§ **Exercise details**: Write the records below out again exactly as given, with no images.

§ **Exercise inputs**:
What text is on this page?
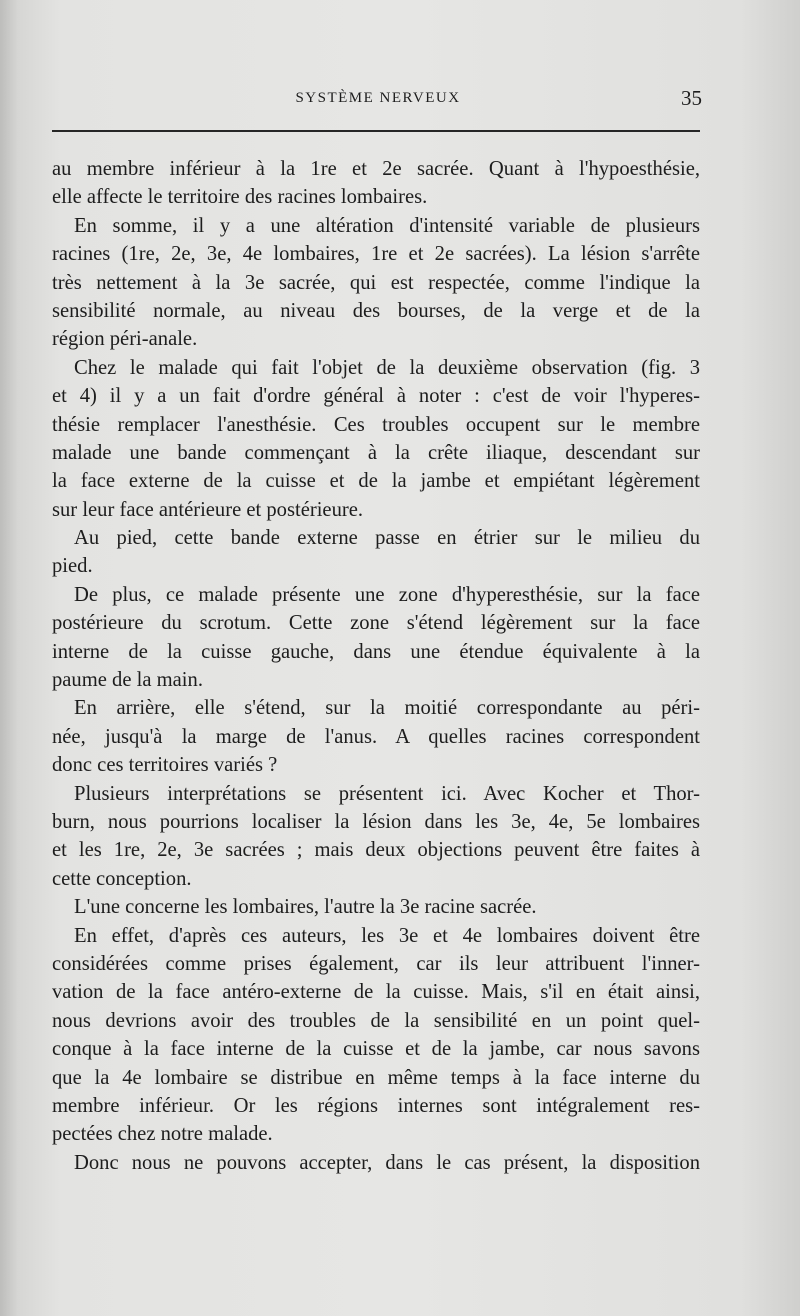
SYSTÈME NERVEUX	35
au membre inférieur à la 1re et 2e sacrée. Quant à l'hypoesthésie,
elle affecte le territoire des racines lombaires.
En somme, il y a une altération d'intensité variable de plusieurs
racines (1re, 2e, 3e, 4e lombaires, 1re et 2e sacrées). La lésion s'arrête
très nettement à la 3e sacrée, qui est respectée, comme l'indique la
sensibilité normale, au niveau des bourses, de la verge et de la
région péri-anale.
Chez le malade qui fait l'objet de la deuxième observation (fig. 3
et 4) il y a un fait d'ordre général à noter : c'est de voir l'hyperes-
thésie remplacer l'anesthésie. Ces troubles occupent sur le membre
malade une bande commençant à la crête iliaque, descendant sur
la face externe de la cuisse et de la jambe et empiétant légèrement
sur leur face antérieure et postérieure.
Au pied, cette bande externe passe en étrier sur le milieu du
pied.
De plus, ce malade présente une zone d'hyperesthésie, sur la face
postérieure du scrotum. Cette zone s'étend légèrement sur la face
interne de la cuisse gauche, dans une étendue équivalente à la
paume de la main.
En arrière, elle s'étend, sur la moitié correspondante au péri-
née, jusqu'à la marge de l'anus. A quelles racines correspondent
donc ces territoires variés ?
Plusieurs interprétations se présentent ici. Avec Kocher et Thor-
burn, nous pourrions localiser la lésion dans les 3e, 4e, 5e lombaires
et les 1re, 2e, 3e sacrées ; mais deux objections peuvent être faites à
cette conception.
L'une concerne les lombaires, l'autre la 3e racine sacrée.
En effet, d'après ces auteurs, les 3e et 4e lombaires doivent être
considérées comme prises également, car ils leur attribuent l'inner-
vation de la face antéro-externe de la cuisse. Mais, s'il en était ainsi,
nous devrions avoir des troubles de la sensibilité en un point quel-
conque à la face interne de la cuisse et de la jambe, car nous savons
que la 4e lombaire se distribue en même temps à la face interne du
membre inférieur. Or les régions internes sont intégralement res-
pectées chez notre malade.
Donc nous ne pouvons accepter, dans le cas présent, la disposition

§ **Exercise output**:
What text is on this page?
SYSTÈME NERVEUX	35
au membre inférieur à la 1re et 2e sacrée. Quant à l'hypoesthésie,
elle affecte le territoire des racines lombaires.
En somme, il y a une altération d'intensité variable de plusieurs
racines (1re, 2e, 3e, 4e lombaires, 1re et 2e sacrées). La lésion s'arrête
très nettement à la 3e sacrée, qui est respectée, comme l'indique la
sensibilité normale, au niveau des bourses, de la verge et de la
région péri-anale.
Chez le malade qui fait l'objet de la deuxième observation (fig. 3
et 4) il y a un fait d'ordre général à noter : c'est de voir l'hyperes-
thésie remplacer l'anesthésie. Ces troubles occupent sur le membre
malade une bande commençant à la crête iliaque, descendant sur
la face externe de la cuisse et de la jambe et empiétant légèrement
sur leur face antérieure et postérieure.
Au pied, cette bande externe passe en étrier sur le milieu du
pied.
De plus, ce malade présente une zone d'hyperesthésie, sur la face
postérieure du scrotum. Cette zone s'étend légèrement sur la face
interne de la cuisse gauche, dans une étendue équivalente à la
paume de la main.
En arrière, elle s'étend, sur la moitié correspondante au péri-
née, jusqu'à la marge de l'anus. A quelles racines correspondent
donc ces territoires variés ?
Plusieurs interprétations se présentent ici. Avec Kocher et Thor-
burn, nous pourrions localiser la lésion dans les 3e, 4e, 5e lombaires
et les 1re, 2e, 3e sacrées ; mais deux objections peuvent être faites à
cette conception.
L'une concerne les lombaires, l'autre la 3e racine sacrée.
En effet, d'après ces auteurs, les 3e et 4e lombaires doivent être
considérées comme prises également, car ils leur attribuent l'inner-
vation de la face antéro-externe de la cuisse. Mais, s'il en était ainsi,
nous devrions avoir des troubles de la sensibilité en un point quel-
conque à la face interne de la cuisse et de la jambe, car nous savons
que la 4e lombaire se distribue en même temps à la face interne du
membre inférieur. Or les régions internes sont intégralement res-
pectées chez notre malade.
Donc nous ne pouvons accepter, dans le cas présent, la disposition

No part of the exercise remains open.